*JOB*:
Write the records below out again exactly as given, with no images.

Data entries for graphics:
+--
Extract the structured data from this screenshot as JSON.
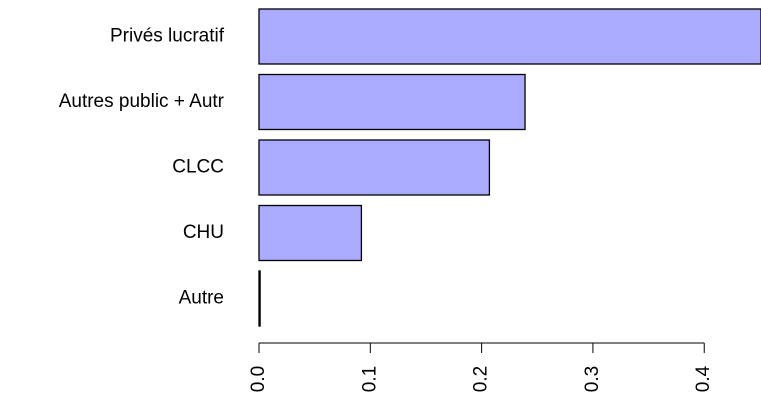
{
  "chart_data": {
    "type": "bar",
    "orientation": "horizontal",
    "categories": [
      "Privés lucratif",
      "Autres public + Autr",
      "CLCC",
      "CHU",
      "Autre"
    ],
    "values": [
      0.451,
      0.239,
      0.207,
      0.092,
      0.001
    ],
    "color": "#aaaaff",
    "xlim": [
      0,
      0.451
    ],
    "xticks": [
      {
        "value": 0,
        "label": "0.0"
      },
      0.1,
      0.2,
      0.3,
      0.4
    ]
  }
}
+--
*ANSWER TO THE EXERCISE*:
Extract the structured data from this screenshot as JSON.
{
  "chart_data": {
    "type": "bar",
    "orientation": "horizontal",
    "categories": [
      "Privés lucratif",
      "Autres public + Autr",
      "CLCC",
      "CHU",
      "Autre"
    ],
    "values": [
      0.451,
      0.239,
      0.207,
      0.092,
      0.001
    ],
    "color": "#aaaaff",
    "xlim": [
      0,
      0.451
    ],
    "xticks": [
      {
        "value": 0,
        "label": "0.0"
      },
      0.1,
      0.2,
      0.3,
      0.4
    ]
  }
}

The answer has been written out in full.